=== Selected extract ===
This code is using a document-term matrix (DTM) to train and test a Naive Bayes classifier for text classification.

sms_dtm_train <- sms_dtm[1:4169, ]#creating training and test datasets
sms_dtm_test <- sms_dtm[4170:5559, ]
sms_train_labels <- data[1:4169, ]$type#also save the labels
sms_test_labels <- data[4170:5559, ]$type
prop.table(table(sms_train_labels))#check that the proportion of spam is similar
## sms_train_labels
##       ham      spam 
## 0.8644759 0.1355241
prop.table(table(sms_test_labels))
## sms_test_labels
##       ham      spam 
## 0.8705036 0.1294964
spam <- subset(data, type == "spam")#Get a subset
ham <- subset(data, type == "ham")
sms_dtm_freq_train <- removeSparseTerms(sms_dtm_train, 0.999)#Eliminate words that occur less than 0.1% of the total number of records in the training data
sms_freq_words <- findFreqTerms(sms_dtm_train, 5)#Find the word that appears at least 5 times
str(sms_freq_words)
##  chr [1:1155] "abiola" "abl" "abt" "accept" "access" "account" "across" ...
sms_dtm_freq_train <- sms_dtm_train[ , sms_freq_words]#Check the frequency of the filtered words above
sms_dtm_freq_test <- sms_dtm_test[ , sms_freq_words]

The “predict” function is used to generate predictions on the test data using the trained classifier.

=== Data provided ===
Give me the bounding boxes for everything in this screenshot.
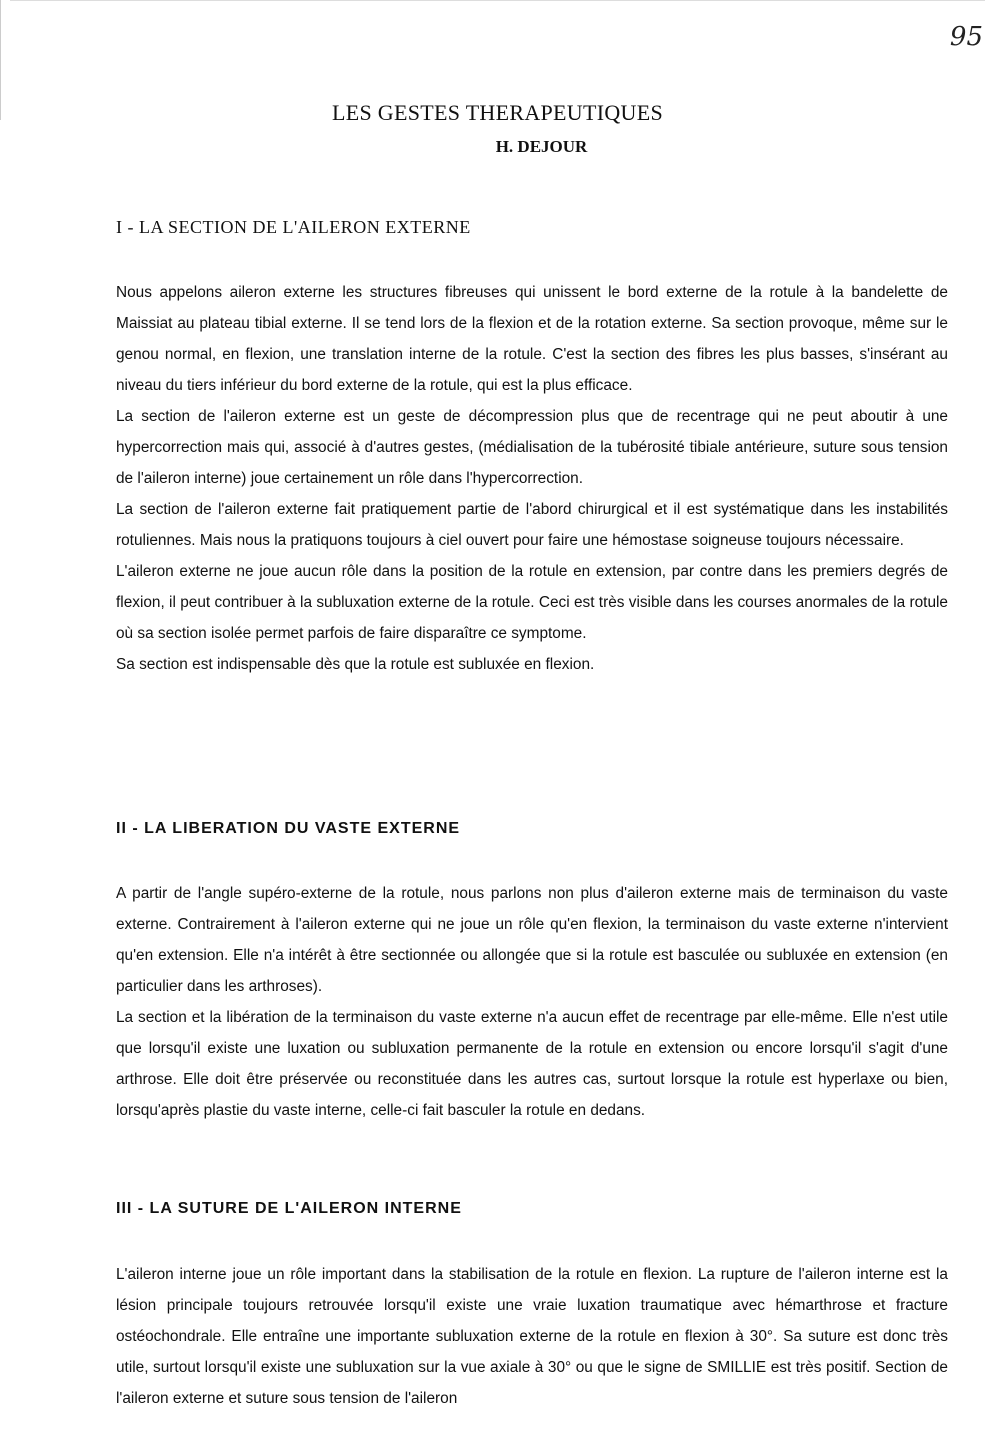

=== Tasks to perform ===
1 - In the spam classifier code, which rows of sms_dtm make up the test set?
2 - Quote the spam classifier code from "## sms_test_labels" up to and including "str(sms_freq_words)".
Work only from the spam classifier code.

=== Written responses ===
1 - Rows 4170 through 5559.

2 -
## sms_test_labels
##       ham      spam 
## 0.8705036 0.1294964
spam <- subset(data, type == "spam")#Get a subset
ham <- subset(data, type == "ham")
sms_dtm_freq_train <- removeSparseTerms(sms_dtm_train, 0.999)#Eliminate words that occur less than 0.1% of the total number of records in the training data
sms_freq_words <- findFreqTerms(sms_dtm_train, 5)#Find the word that appears at least 5 times
str(sms_freq_words)